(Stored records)
-- START --

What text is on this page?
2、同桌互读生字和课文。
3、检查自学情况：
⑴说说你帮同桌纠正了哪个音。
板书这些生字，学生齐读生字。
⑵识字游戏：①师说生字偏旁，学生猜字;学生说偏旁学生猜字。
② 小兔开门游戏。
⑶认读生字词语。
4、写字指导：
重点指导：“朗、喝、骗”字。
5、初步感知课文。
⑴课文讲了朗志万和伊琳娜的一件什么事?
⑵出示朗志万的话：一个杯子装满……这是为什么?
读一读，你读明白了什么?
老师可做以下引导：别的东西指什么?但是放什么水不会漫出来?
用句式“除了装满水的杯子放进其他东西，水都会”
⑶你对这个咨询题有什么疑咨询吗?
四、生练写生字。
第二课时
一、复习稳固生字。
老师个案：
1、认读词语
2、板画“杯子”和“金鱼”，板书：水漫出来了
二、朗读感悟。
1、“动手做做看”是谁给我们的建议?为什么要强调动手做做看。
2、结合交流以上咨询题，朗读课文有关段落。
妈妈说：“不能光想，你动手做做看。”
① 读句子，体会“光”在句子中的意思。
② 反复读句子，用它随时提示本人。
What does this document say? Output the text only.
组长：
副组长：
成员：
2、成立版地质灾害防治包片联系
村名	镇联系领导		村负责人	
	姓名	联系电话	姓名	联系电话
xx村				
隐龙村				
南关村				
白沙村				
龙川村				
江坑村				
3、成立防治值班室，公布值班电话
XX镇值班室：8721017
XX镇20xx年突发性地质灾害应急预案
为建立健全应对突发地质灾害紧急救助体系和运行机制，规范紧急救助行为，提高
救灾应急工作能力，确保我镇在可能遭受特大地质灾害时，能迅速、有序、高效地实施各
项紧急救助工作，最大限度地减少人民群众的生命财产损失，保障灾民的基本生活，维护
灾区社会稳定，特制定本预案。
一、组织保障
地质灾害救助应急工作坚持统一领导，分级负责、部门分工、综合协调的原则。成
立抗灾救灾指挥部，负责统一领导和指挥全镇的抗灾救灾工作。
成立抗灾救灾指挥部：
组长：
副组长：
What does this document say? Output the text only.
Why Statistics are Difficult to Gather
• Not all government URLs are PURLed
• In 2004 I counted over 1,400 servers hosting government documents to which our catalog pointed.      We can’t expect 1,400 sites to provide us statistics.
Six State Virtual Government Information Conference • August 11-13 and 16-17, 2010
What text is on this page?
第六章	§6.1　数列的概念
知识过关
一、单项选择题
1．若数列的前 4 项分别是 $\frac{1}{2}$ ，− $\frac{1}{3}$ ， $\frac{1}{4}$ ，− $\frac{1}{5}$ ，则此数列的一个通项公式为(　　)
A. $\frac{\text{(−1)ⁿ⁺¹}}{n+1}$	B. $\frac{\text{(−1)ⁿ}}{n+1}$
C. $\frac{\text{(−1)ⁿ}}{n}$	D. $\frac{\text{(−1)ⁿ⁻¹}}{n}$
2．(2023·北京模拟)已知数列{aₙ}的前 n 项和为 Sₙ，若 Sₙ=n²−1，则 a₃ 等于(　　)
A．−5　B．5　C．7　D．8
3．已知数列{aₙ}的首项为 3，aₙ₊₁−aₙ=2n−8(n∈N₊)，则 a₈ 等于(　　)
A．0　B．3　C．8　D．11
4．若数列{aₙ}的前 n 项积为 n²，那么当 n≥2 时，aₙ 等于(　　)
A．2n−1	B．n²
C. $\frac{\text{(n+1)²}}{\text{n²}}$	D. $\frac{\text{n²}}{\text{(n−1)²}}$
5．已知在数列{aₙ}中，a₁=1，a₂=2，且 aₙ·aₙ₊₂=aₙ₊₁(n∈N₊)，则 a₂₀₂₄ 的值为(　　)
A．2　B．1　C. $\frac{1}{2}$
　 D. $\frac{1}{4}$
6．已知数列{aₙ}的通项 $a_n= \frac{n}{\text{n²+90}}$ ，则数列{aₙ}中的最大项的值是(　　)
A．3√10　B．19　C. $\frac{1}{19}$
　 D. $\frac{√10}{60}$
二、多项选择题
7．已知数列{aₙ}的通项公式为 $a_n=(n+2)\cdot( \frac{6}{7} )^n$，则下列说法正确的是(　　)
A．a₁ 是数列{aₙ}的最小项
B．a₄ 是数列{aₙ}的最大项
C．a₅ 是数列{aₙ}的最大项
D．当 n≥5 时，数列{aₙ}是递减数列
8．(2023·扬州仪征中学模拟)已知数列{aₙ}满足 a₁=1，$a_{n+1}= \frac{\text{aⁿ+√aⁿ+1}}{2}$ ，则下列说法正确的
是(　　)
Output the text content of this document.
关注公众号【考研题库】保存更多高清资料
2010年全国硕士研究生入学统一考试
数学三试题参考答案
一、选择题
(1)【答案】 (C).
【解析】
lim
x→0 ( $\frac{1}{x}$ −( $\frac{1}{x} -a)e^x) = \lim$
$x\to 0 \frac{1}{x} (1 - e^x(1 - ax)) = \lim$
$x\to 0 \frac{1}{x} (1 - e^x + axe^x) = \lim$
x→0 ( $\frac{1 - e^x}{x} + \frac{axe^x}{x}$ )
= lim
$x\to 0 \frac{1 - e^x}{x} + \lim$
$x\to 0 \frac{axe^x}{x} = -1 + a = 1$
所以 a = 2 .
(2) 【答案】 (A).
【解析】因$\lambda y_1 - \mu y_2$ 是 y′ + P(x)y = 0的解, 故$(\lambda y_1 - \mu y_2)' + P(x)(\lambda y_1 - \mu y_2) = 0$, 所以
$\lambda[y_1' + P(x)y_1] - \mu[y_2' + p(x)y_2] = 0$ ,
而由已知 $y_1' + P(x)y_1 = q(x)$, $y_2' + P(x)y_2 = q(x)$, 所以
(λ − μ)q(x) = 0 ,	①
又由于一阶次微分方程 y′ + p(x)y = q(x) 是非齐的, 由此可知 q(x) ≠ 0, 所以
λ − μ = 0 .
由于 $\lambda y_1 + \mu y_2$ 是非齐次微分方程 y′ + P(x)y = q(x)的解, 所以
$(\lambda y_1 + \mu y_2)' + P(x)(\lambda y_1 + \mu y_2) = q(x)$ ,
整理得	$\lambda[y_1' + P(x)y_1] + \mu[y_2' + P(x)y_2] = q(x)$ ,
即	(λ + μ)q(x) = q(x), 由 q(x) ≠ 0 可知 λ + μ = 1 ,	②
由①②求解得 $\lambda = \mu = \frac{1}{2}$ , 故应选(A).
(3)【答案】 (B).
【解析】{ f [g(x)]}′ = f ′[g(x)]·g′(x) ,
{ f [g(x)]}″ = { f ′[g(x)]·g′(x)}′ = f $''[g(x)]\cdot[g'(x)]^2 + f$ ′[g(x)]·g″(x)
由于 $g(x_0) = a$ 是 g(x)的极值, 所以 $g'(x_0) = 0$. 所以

-- END --

Retype every entry word for word.

## [Exercise solution]
What text is on this page?
2、同桌互读生字和课文。
3、检查自学情况：
⑴说说你帮同桌纠正了哪个音。
板书这些生字，学生齐读生字。
⑵识字游戏：①师说生字偏旁，学生猜字;学生说偏旁学生猜字。
② 小兔开门游戏。
⑶认读生字词语。
4、写字指导：
重点指导：“朗、喝、骗”字。
5、初步感知课文。
⑴课文讲了朗志万和伊琳娜的一件什么事?
⑵出示朗志万的话：一个杯子装满……这是为什么?
读一读，你读明白了什么?
老师可做以下引导：别的东西指什么?但是放什么水不会漫出来?
用句式“除了装满水的杯子放进其他东西，水都会”
⑶你对这个咨询题有什么疑咨询吗?
四、生练写生字。
第二课时
一、复习稳固生字。
老师个案：
1、认读词语
2、板画“杯子”和“金鱼”，板书：水漫出来了
二、朗读感悟。
1、“动手做做看”是谁给我们的建议?为什么要强调动手做做看。
2、结合交流以上咨询题，朗读课文有关段落。
妈妈说：“不能光想，你动手做做看。”
① 读句子，体会“光”在句子中的意思。
② 反复读句子，用它随时提示本人。
What does this document say? Output the text only.
组长：
副组长：
成员：
2、成立版地质灾害防治包片联系
村名	镇联系领导		村负责人	
	姓名	联系电话	姓名	联系电话
xx村				
隐龙村				
南关村				
白沙村				
龙川村				
江坑村				
3、成立防治值班室，公布值班电话
XX镇值班室：8721017
XX镇20xx年突发性地质灾害应急预案
为建立健全应对突发地质灾害紧急救助体系和运行机制，规范紧急救助行为，提高
救灾应急工作能力，确保我镇在可能遭受特大地质灾害时，能迅速、有序、高效地实施各
项紧急救助工作，最大限度地减少人民群众的生命财产损失，保障灾民的基本生活，维护
灾区社会稳定，特制定本预案。
一、组织保障
地质灾害救助应急工作坚持统一领导，分级负责、部门分工、综合协调的原则。成
立抗灾救灾指挥部，负责统一领导和指挥全镇的抗灾救灾工作。
成立抗灾救灾指挥部：
组长：
副组长：
What does this document say? Output the text only.
Why Statistics are Difficult to Gather
• Not all government URLs are PURLed
• In 2004 I counted over 1,400 servers hosting government documents to which our catalog pointed.      We can’t expect 1,400 sites to provide us statistics.
Six State Virtual Government Information Conference • August 11-13 and 16-17, 2010
What text is on this page?
第六章	§6.1　数列的概念
知识过关
一、单项选择题
1．若数列的前 4 项分别是 $\frac{1}{2}$ ，− $\frac{1}{3}$ ， $\frac{1}{4}$ ，− $\frac{1}{5}$ ，则此数列的一个通项公式为(　　)
A. $\frac{\text{(−1)ⁿ⁺¹}}{n+1}$	B. $\frac{\text{(−1)ⁿ}}{n+1}$
C. $\frac{\text{(−1)ⁿ}}{n}$	D. $\frac{\text{(−1)ⁿ⁻¹}}{n}$
2．(2023·北京模拟)已知数列{aₙ}的前 n 项和为 Sₙ，若 Sₙ=n²−1，则 a₃ 等于(　　)
A．−5　B．5　C．7　D．8
3．已知数列{aₙ}的首项为 3，aₙ₊₁−aₙ=2n−8(n∈N₊)，则 a₈ 等于(　　)
A．0　B．3　C．8　D．11
4．若数列{aₙ}的前 n 项积为 n²，那么当 n≥2 时，aₙ 等于(　　)
A．2n−1	B．n²
C. $\frac{\text{(n+1)²}}{\text{n²}}$	D. $\frac{\text{n²}}{\text{(n−1)²}}$
5．已知在数列{aₙ}中，a₁=1，a₂=2，且 aₙ·aₙ₊₂=aₙ₊₁(n∈N₊)，则 a₂₀₂₄ 的值为(　　)
A．2　B．1　C. $\frac{1}{2}$
　 D. $\frac{1}{4}$
6．已知数列{aₙ}的通项 $a_n= \frac{n}{\text{n²+90}}$ ，则数列{aₙ}中的最大项的值是(　　)
A．3√10　B．19　C. $\frac{1}{19}$
　 D. $\frac{√10}{60}$
二、多项选择题
7．已知数列{aₙ}的通项公式为 $a_n=(n+2)\cdot( \frac{6}{7} )^n$，则下列说法正确的是(　　)
A．a₁ 是数列{aₙ}的最小项
B．a₄ 是数列{aₙ}的最大项
C．a₅ 是数列{aₙ}的最大项
D．当 n≥5 时，数列{aₙ}是递减数列
8．(2023·扬州仪征中学模拟)已知数列{aₙ}满足 a₁=1，$a_{n+1}= \frac{\text{aⁿ+√aⁿ+1}}{2}$ ，则下列说法正确的
是(　　)
Output the text content of this document.
关注公众号【考研题库】保存更多高清资料
2010年全国硕士研究生入学统一考试
数学三试题参考答案
一、选择题
(1)【答案】 (C).
【解析】
lim
x→0 ( $\frac{1}{x}$ −( $\frac{1}{x} -a)e^x) = \lim$
$x\to 0 \frac{1}{x} (1 - e^x(1 - ax)) = \lim$
$x\to 0 \frac{1}{x} (1 - e^x + axe^x) = \lim$
x→0 ( $\frac{1 - e^x}{x} + \frac{axe^x}{x}$ )
= lim
$x\to 0 \frac{1 - e^x}{x} + \lim$
$x\to 0 \frac{axe^x}{x} = -1 + a = 1$
所以 a = 2 .
(2) 【答案】 (A).
【解析】因$\lambda y_1 - \mu y_2$ 是 y′ + P(x)y = 0的解, 故$(\lambda y_1 - \mu y_2)' + P(x)(\lambda y_1 - \mu y_2) = 0$, 所以
$\lambda[y_1' + P(x)y_1] - \mu[y_2' + p(x)y_2] = 0$ ,
而由已知 $y_1' + P(x)y_1 = q(x)$, $y_2' + P(x)y_2 = q(x)$, 所以
(λ − μ)q(x) = 0 ,	①
又由于一阶次微分方程 y′ + p(x)y = q(x) 是非齐的, 由此可知 q(x) ≠ 0, 所以
λ − μ = 0 .
由于 $\lambda y_1 + \mu y_2$ 是非齐次微分方程 y′ + P(x)y = q(x)的解, 所以
$(\lambda y_1 + \mu y_2)' + P(x)(\lambda y_1 + \mu y_2) = q(x)$ ,
整理得	$\lambda[y_1' + P(x)y_1] + \mu[y_2' + P(x)y_2] = q(x)$ ,
即	(λ + μ)q(x) = q(x), 由 q(x) ≠ 0 可知 λ + μ = 1 ,	②
由①②求解得 $\lambda = \mu = \frac{1}{2}$ , 故应选(A).
(3)【答案】 (B).
【解析】{ f [g(x)]}′ = f ′[g(x)]·g′(x) ,
{ f [g(x)]}″ = { f ′[g(x)]·g′(x)}′ = f $''[g(x)]\cdot[g'(x)]^2 + f$ ′[g(x)]·g″(x)
由于 $g(x_0) = a$ 是 g(x)的极值, 所以 $g'(x_0) = 0$. 所以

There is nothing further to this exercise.